** start of Data for processing **

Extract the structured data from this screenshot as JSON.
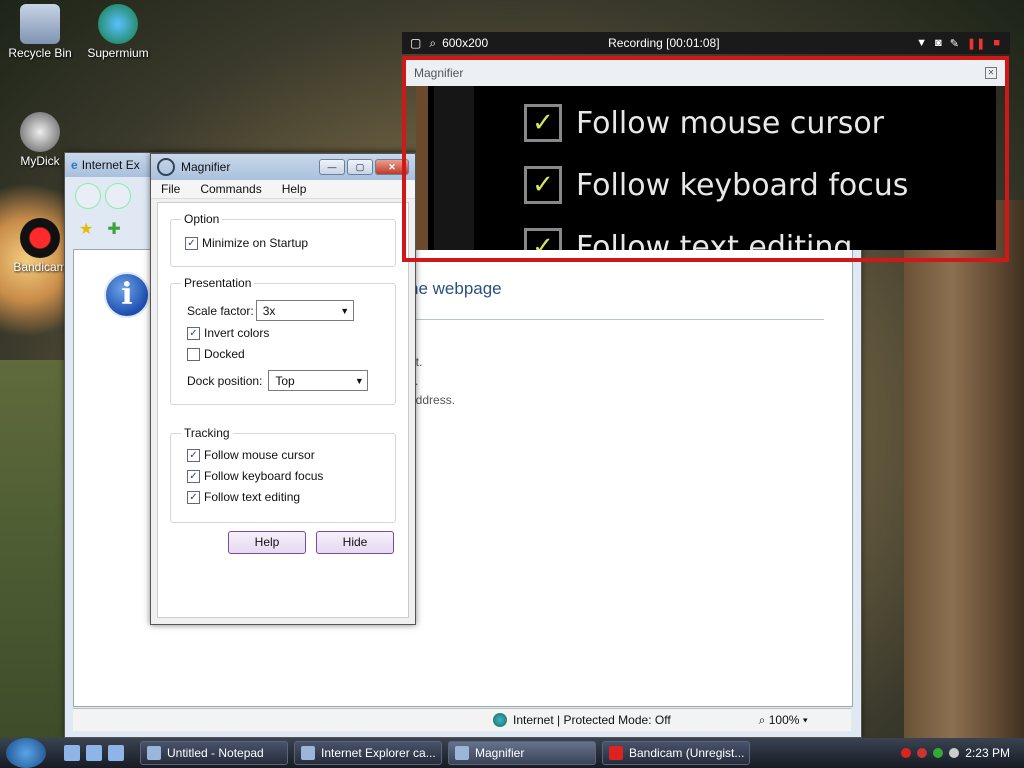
{
  "desktop": {
    "icons": [
      {
        "label": "Recycle Bin"
      },
      {
        "label": "Supermium"
      },
      {
        "label": "MyDick"
      },
      {
        "label": "Bandicam"
      }
    ]
  },
  "recorder": {
    "size": "600x200",
    "status": "Recording [00:01:08]"
  },
  "lens_window": {
    "title": "Magnifier",
    "lines": [
      "Follow mouse cursor",
      "Follow keyboard focus",
      "Follow text editing"
    ]
  },
  "ie_window": {
    "title": "Internet Ex",
    "heading": "he webpage",
    "lines": [
      "et.",
      "s.",
      "address."
    ],
    "status": "Internet | Protected Mode: Off",
    "zoom": "100%"
  },
  "magnifier": {
    "title": "Magnifier",
    "menu": [
      "File",
      "Commands",
      "Help"
    ],
    "option_group": "Option",
    "minimize_label": "Minimize on Startup",
    "presentation_group": "Presentation",
    "scale_label": "Scale factor:",
    "scale_value": "3x",
    "invert_label": "Invert colors",
    "docked_label": "Docked",
    "dock_label": "Dock position:",
    "dock_value": "Top",
    "tracking_group": "Tracking",
    "mouse_label": "Follow mouse cursor",
    "keyboard_label": "Follow keyboard focus",
    "text_label": "Follow text editing",
    "help_button": "Help",
    "hide_button": "Hide"
  },
  "taskbar": {
    "tasks": [
      "Untitled - Notepad",
      "Internet Explorer ca...",
      "Magnifier",
      "Bandicam (Unregist..."
    ],
    "time": "2:23 PM"
  }
}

** end of Data for processing **

**What this task involves:** Quote in full the listing given above; the images are to be left out.

**Solved exercise:**
Extract the structured data from this screenshot as JSON.
{
  "desktop": {
    "icons": [
      {
        "label": "Recycle Bin"
      },
      {
        "label": "Supermium"
      },
      {
        "label": "MyDick"
      },
      {
        "label": "Bandicam"
      }
    ]
  },
  "recorder": {
    "size": "600x200",
    "status": "Recording [00:01:08]"
  },
  "lens_window": {
    "title": "Magnifier",
    "lines": [
      "Follow mouse cursor",
      "Follow keyboard focus",
      "Follow text editing"
    ]
  },
  "ie_window": {
    "title": "Internet Ex",
    "heading": "he webpage",
    "lines": [
      "et.",
      "s.",
      "address."
    ],
    "status": "Internet | Protected Mode: Off",
    "zoom": "100%"
  },
  "magnifier": {
    "title": "Magnifier",
    "menu": [
      "File",
      "Commands",
      "Help"
    ],
    "option_group": "Option",
    "minimize_label": "Minimize on Startup",
    "presentation_group": "Presentation",
    "scale_label": "Scale factor:",
    "scale_value": "3x",
    "invert_label": "Invert colors",
    "docked_label": "Docked",
    "dock_label": "Dock position:",
    "dock_value": "Top",
    "tracking_group": "Tracking",
    "mouse_label": "Follow mouse cursor",
    "keyboard_label": "Follow keyboard focus",
    "text_label": "Follow text editing",
    "help_button": "Help",
    "hide_button": "Hide"
  },
  "taskbar": {
    "tasks": [
      "Untitled - Notepad",
      "Internet Explorer ca...",
      "Magnifier",
      "Bandicam (Unregist..."
    ],
    "time": "2:23 PM"
  }
}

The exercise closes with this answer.